§ RECORDS FOR PROCESSING
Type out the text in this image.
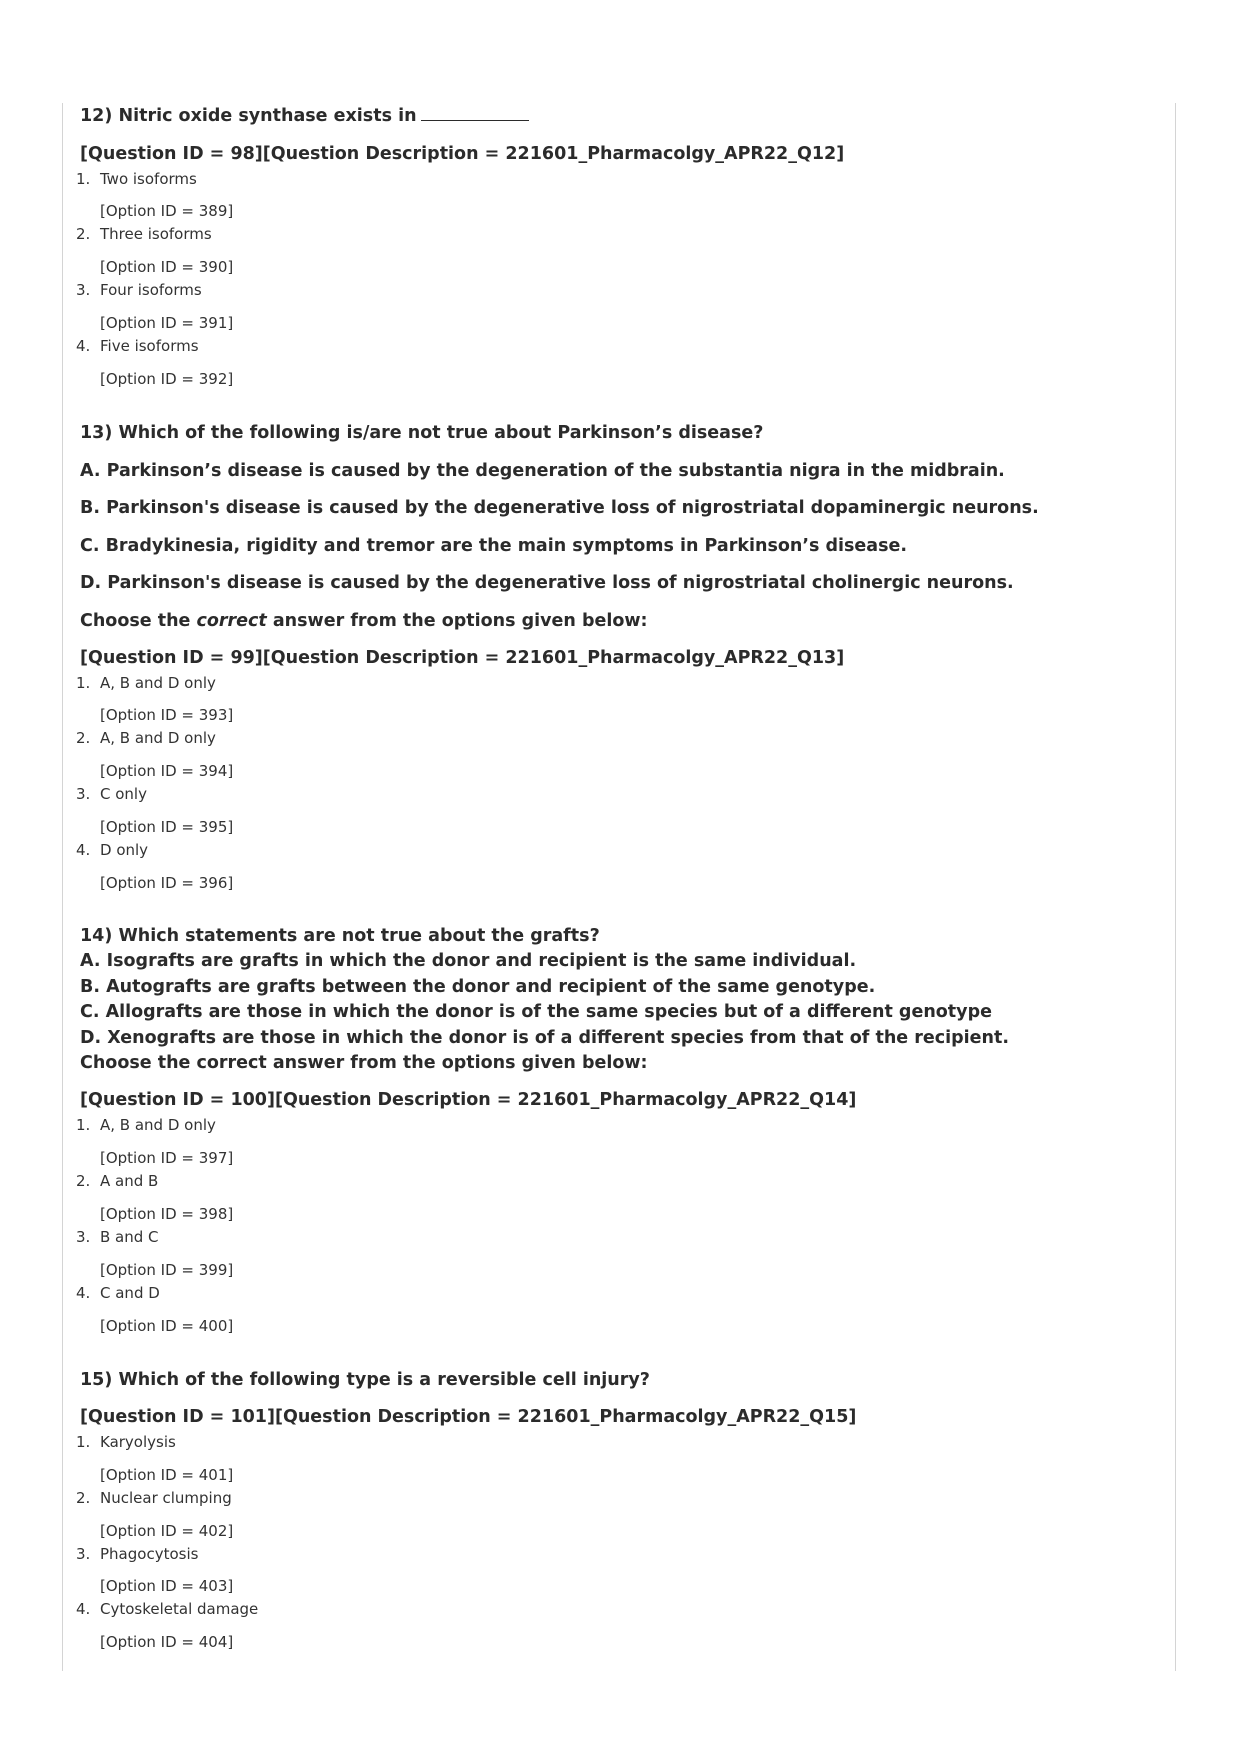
12) Nitric oxide synthase exists in
[Question ID = 98][Question Description = 221601_Pharmacolgy_APR22_Q12]
1. Two isoforms
[Option ID = 389]
2. Three isoforms
[Option ID = 390]
3. Four isoforms
[Option ID = 391]
4. Five isoforms
[Option ID = 392]
13) Which of the following is/are not true about Parkinson’s disease?
A. Parkinson’s disease is caused by the degeneration of the substantia nigra in the midbrain.
B. Parkinson's disease is caused by the degenerative loss of nigrostriatal dopaminergic neurons.
C. Bradykinesia, rigidity and tremor are the main symptoms in Parkinson’s disease.
D. Parkinson's disease is caused by the degenerative loss of nigrostriatal cholinergic neurons.
Choose the correct answer from the options given below:
[Question ID = 99][Question Description = 221601_Pharmacolgy_APR22_Q13]
1. A, B and D only
[Option ID = 393]
2. A, B and D only
[Option ID = 394]
3. C only
[Option ID = 395]
4. D only
[Option ID = 396]
14) Which statements are not true about the grafts?
A. Isografts are grafts in which the donor and recipient is the same individual.
B. Autografts are grafts between the donor and recipient of the same genotype.
C. Allografts are those in which the donor is of the same species but of a different genotype
D. Xenografts are those in which the donor is of a different species from that of the recipient.
Choose the correct answer from the options given below:
[Question ID = 100][Question Description = 221601_Pharmacolgy_APR22_Q14]
1. A, B and D only
[Option ID = 397]
2. A and B
[Option ID = 398]
3. B and C
[Option ID = 399]
4. C and D
[Option ID = 400]
15) Which of the following type is a reversible cell injury?
[Question ID = 101][Question Description = 221601_Pharmacolgy_APR22_Q15]
1. Karyolysis
[Option ID = 401]
2. Nuclear clumping
[Option ID = 402]
3. Phagocytosis
[Option ID = 403]
4. Cytoskeletal damage
[Option ID = 404]
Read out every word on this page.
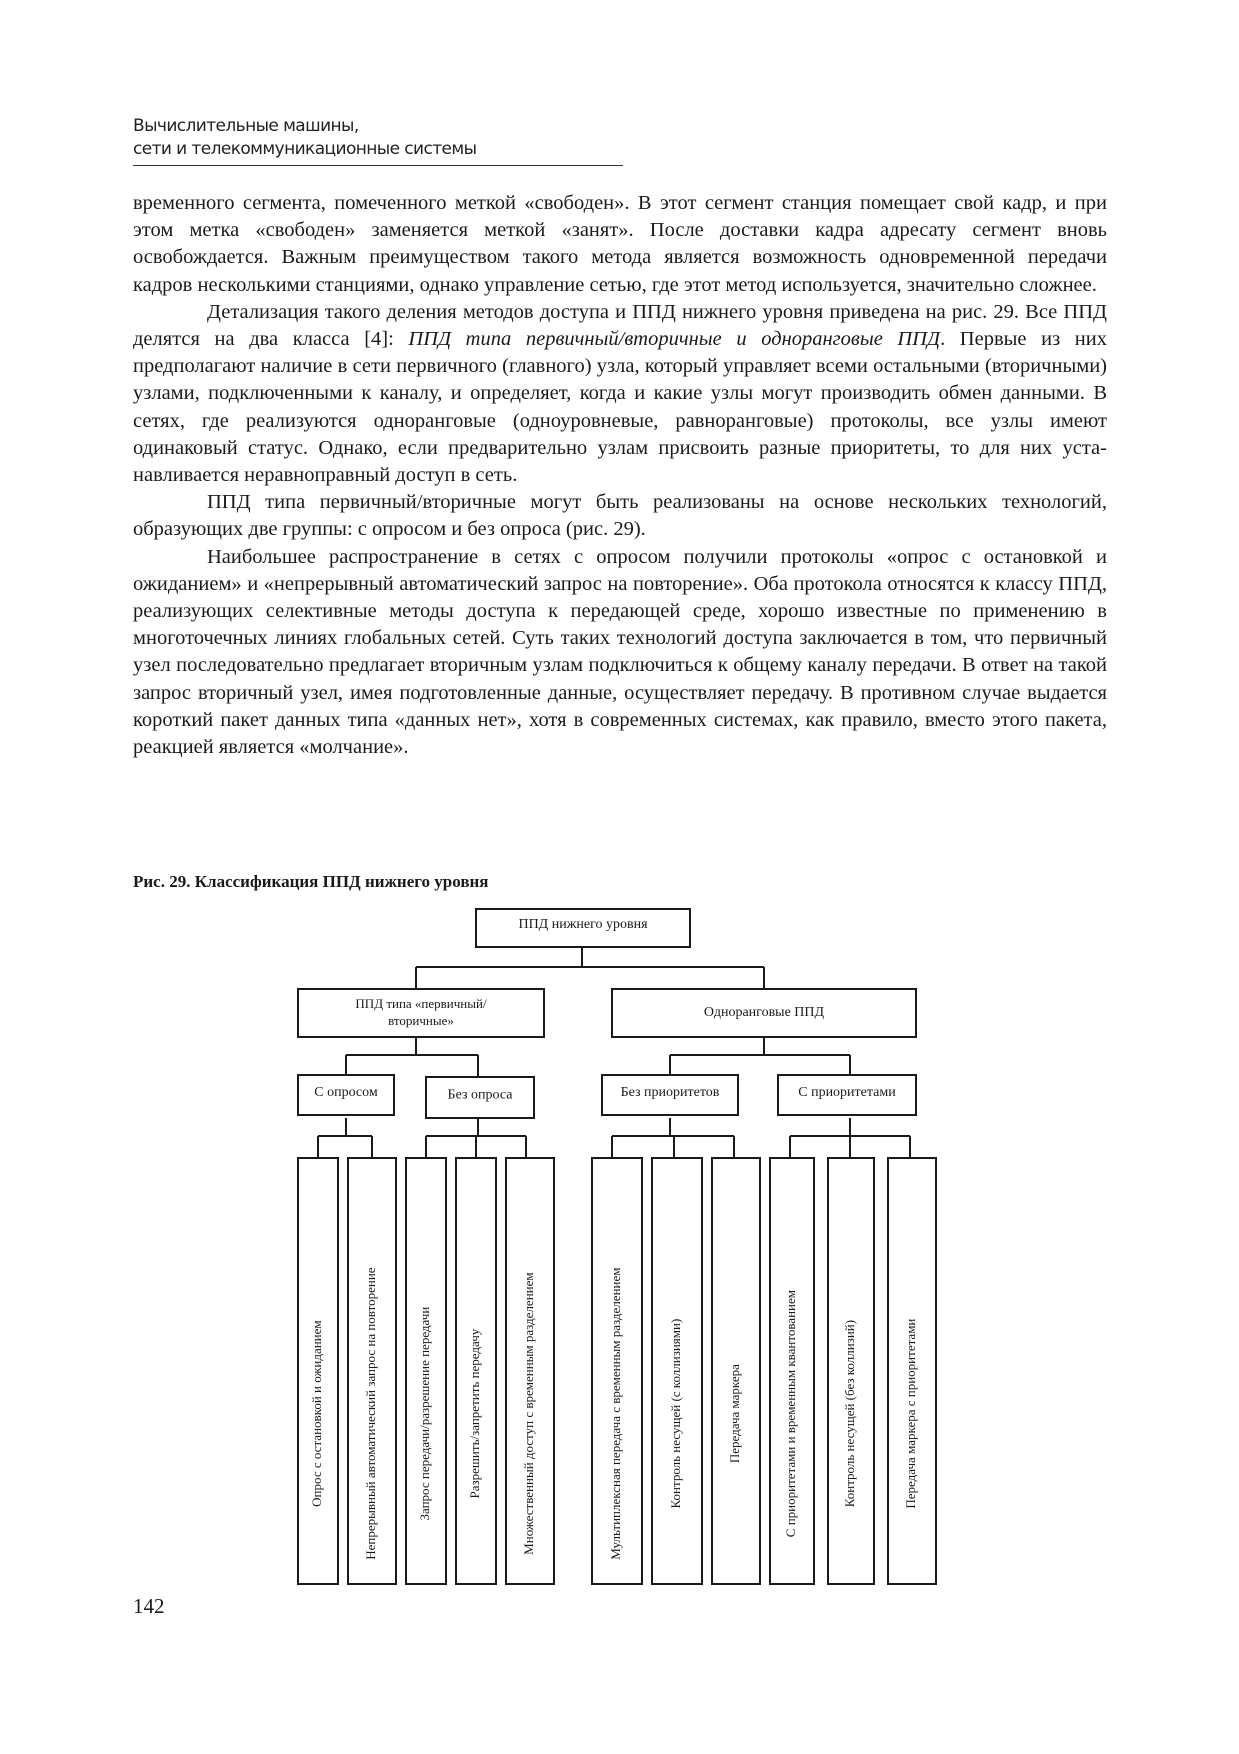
Вычислительные машины,
сети и телекоммуникационные системы

временного сегмента, помеченного меткой «свободен». В этот сегмент станция помещает свой кадр, и при этом метка «свободен» заменяется меткой «занят». После доставки кадра адресату сегмент вновь освобождается. Важным преимуществом такого метода является возможность одновременной передачи кадров несколькими станциями, однако управление сетью, где этот метод используется, значительно сложнее.

Детализация такого деления методов доступа и ППД нижнего уровня приведена на рис. 29. Все ППД делятся на два класса [4]: ППД типа первичный/вторичные и одноранговые ППД. Первые из них предполагают наличие в сети первичного (главного) узла, который управляет всеми остальными (вторичными) узлами, подключенными к каналу, и определяет, когда и какие узлы могут производить обмен данными. В сетях, где реализуются одноранговые (одноуровневые, равноранговые) протоколы, все узлы имеют одинаковый статус. Однако, если предварительно узлам присвоить разные приоритеты, то для них устанавливается неравноправный доступ в сеть.

ППД типа первичный/вторичные могут быть реализованы на основе нескольких технологий, образующих две группы: с опросом и без опроса (рис. 29).

Наибольшее распространение в сетях с опросом получили протоколы «опрос с остановкой и ожиданием» и «непрерывный автоматический запрос на повторение». Оба протокола относятся к классу ППД, реализующих селективные методы доступа к передающей среде, хорошо известные по применению в многоточечных линиях глобальных сетей. Суть таких технологий доступа заключается в том, что первичный узел последовательно предлагает вторичным узлам подключиться к общему каналу передачи. В ответ на такой запрос вторичный узел, имея подготовленные данные, осуществляет передачу. В противном случае выдается короткий пакет данных типа «данных нет», хотя в современных системах, как правило, вместо этого пакета, реакцией является «молчание».

Рис. 29. Классификация ППД нижнего уровня
ППД нижнего уровня
ППД типа «первичный/
вторичные»
Одноранговые ППД
С опросом
Опрос с остановкой и ожиданием	Непрерывный автоматический запрос на повторение
Без опроса
Запрос передачи/разрешение передачи	Разрешить/запретить передачу	Множественный доступ с временным разделением
Без приоритетов
Мультиплексная передача с временным разделением	Контроль несущей (с коллизиями)	Передача маркера
С приоритетами
С приоритетами и временным квантованием	Контроль несущей (без коллизий)	Передача маркера с приоритетами
142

§ WHAT YOU HAVE TO DO
Search the entries for the word "уровня", then list each line that holds it.

§ OUTPUT BELOW
Детализация такого деления методов доступа и ППД нижнего уровня приведена на рис. 29. Все ППД делятся на два класса [4]: ППД типа первичный/вторичные и одноранговые ППД. Первые из них предполагают наличие в сети первичного (главного) узла, который управляет всеми остальными (вторичными) узлами, подключенными к каналу, и определяет, когда и какие узлы могут производить обмен данными. В сетях, где реализуются одноранговые (одноуровневые, равноранговые) протоколы, все узлы имеют одинаковый статус. Однако, если предварительно узлам присвоить разные приоритеты, то для них устанавливается неравноправный доступ в сеть.
Рис. 29. Классификация ППД нижнего уровня
ППД нижнего уровня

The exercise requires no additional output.